** Opening Text shown block **
Introduction

The following discussion and analysis supplements management's discussion and analysis of Nielsen Holdings plc ("the Company" or "Nielsen") for the year ended December 31, 2020 as contained in the Annual Report on Form 10-K filed by the Company with the Securities and Exchange Commission ("SEC") on February 25, 2021, and presumes that readers have read or have access to such discussion and analysis. The following discussion and analysis should also be read together with the accompanying Condensed Consolidated Financial Statements and related notes thereto. Further, this report includes information that could constitute forward-looking statements made pursuant to the safe harbor provision of the Private Securities Litigation Reform Act of 1995. These statements may be identified by words such as "will," "intend," "expect," "anticipate," "should," "could," and similar expressions. These statements are subject to risks and uncertainties, and actual results and events could differ materially from what presently is expected. Factors leading thereto may include, without limitation, the risks related to the COVID-19 pandemic on the global economy and financial markets, the uncertainties relating to the impact of the COVID-19 pandemic on Nielsen's business, the final calculation of the gain on the sale with respect to our Global Connect business, which is currently pending finalization of various estimates, the failure of our new business strategy in accomplishing our objectives, conditions in the markets Nielsen is engaged in, behavior of customers, suppliers and competitors, technological developments, as well as legal and regulatory rules affecting Nielsen's business and other specific risk factors set forth in this Item 2 and Part II, Item 1A, if any, and those noted in our 2020 Annual Report on Form 10-K under "Risk Factors." Forward-looking statements speak only as of the date of this report or as of the date they were made. We disclaim any intention to update the current expectations or forward-looking statements contained in this report.

From time to time, Nielsen may use its website and social media outlets as channels of distribution of material company information. Financial and other material information regarding the company is routinely posted and accessible on our website at http://www.nielsen.com/investors and our Twitter account at http://twitter.com/nielsen.

Background and Executive Summary

We are a leading global data, measurement, and analytics company that provides a holistic and objective understanding of the media industry. With offerings spanning audience measurement, audience outcomes and content, we offer our clients and partners simple solutions to complex questions and optimizes the value of their investments and growth strategies. We are the only company that can offer de-duplicated cross-media audience measurement. Audience is Everything™ to us and our clients, and we are committed to ensuring that every voice counts. We offer measurement and analytics services in nearly 60 countries.
** Closing Text shown block **
** Opening Material supplied block **
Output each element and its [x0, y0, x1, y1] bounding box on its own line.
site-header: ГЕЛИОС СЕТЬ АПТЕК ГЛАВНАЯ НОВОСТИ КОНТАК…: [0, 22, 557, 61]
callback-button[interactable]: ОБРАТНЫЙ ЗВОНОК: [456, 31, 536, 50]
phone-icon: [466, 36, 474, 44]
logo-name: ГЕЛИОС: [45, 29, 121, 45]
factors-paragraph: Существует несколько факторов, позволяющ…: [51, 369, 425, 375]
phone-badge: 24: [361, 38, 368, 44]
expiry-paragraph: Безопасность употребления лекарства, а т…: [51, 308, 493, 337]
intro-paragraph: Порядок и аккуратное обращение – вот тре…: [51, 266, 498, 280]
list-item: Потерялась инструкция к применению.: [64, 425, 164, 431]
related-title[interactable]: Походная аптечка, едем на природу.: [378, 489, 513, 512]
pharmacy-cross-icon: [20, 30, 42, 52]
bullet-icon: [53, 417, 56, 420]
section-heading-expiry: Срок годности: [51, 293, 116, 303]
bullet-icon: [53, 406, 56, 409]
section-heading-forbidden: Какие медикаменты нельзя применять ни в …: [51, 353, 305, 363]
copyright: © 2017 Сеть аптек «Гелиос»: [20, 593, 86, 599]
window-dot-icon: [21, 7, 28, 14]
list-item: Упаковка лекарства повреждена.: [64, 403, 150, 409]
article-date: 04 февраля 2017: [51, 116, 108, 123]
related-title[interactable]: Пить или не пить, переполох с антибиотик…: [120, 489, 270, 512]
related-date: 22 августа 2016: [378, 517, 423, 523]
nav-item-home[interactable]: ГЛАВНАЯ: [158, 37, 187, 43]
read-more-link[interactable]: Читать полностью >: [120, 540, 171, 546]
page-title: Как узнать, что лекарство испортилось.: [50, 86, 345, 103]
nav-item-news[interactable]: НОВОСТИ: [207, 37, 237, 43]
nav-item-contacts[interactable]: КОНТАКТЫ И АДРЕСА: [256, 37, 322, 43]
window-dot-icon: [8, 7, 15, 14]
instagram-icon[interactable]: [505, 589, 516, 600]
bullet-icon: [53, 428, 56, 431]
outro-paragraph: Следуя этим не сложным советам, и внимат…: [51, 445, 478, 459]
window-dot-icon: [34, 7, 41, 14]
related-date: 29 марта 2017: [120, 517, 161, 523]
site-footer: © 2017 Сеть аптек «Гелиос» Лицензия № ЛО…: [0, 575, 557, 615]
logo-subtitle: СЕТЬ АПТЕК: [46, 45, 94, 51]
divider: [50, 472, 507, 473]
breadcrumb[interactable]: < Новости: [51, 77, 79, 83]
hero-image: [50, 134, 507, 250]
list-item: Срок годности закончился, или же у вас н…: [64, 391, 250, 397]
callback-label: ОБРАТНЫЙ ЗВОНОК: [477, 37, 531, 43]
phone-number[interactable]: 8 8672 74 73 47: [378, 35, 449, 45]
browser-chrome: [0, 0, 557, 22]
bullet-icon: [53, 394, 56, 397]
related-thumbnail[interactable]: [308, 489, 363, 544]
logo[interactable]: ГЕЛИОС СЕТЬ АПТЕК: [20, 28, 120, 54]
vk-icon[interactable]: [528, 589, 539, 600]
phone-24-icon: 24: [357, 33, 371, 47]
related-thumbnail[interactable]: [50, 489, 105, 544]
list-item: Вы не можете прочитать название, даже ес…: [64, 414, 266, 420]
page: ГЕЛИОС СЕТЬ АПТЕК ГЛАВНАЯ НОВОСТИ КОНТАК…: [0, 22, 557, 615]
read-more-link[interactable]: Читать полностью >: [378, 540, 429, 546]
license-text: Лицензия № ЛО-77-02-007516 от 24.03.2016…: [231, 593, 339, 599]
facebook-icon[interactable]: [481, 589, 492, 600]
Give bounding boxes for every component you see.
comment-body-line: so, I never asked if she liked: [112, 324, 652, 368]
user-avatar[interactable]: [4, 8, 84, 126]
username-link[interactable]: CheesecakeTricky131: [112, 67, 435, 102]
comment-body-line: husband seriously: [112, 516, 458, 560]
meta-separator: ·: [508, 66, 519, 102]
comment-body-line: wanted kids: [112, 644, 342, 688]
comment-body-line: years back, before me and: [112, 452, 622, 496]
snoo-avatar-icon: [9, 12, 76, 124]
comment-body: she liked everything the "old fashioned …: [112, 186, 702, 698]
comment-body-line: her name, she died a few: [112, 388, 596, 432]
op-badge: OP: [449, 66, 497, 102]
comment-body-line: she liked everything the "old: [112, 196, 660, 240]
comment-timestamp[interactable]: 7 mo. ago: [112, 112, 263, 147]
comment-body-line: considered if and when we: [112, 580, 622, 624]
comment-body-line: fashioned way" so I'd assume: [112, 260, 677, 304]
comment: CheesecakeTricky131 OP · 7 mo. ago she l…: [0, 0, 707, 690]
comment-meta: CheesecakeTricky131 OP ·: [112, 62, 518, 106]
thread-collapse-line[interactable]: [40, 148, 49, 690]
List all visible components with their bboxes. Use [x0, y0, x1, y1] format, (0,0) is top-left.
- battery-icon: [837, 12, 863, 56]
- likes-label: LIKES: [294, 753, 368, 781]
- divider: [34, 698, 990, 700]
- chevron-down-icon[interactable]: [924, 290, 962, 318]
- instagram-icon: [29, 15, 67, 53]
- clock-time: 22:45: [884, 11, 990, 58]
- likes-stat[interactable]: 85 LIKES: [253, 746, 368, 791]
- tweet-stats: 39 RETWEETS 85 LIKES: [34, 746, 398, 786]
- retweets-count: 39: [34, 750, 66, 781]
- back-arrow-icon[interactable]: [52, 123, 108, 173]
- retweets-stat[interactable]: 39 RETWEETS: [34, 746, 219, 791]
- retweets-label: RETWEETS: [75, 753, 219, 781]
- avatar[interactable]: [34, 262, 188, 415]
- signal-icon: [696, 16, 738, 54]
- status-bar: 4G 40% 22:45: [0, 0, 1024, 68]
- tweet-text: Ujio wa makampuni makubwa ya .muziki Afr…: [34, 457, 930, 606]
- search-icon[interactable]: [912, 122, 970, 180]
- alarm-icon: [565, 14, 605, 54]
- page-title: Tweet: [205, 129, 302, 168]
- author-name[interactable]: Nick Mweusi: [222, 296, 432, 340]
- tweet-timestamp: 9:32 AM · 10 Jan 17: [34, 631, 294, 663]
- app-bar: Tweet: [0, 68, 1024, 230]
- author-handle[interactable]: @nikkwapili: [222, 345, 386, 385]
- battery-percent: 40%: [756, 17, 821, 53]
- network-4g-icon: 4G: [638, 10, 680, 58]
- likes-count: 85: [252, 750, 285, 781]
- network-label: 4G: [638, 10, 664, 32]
** Closing Material supplied block **
### Problem details
According to the Nielsen report text, in about how many countries does the company offer measurement and analytics services? Answer using only the text; ignore the material.

### Solved exercise
Nearly 60 countries.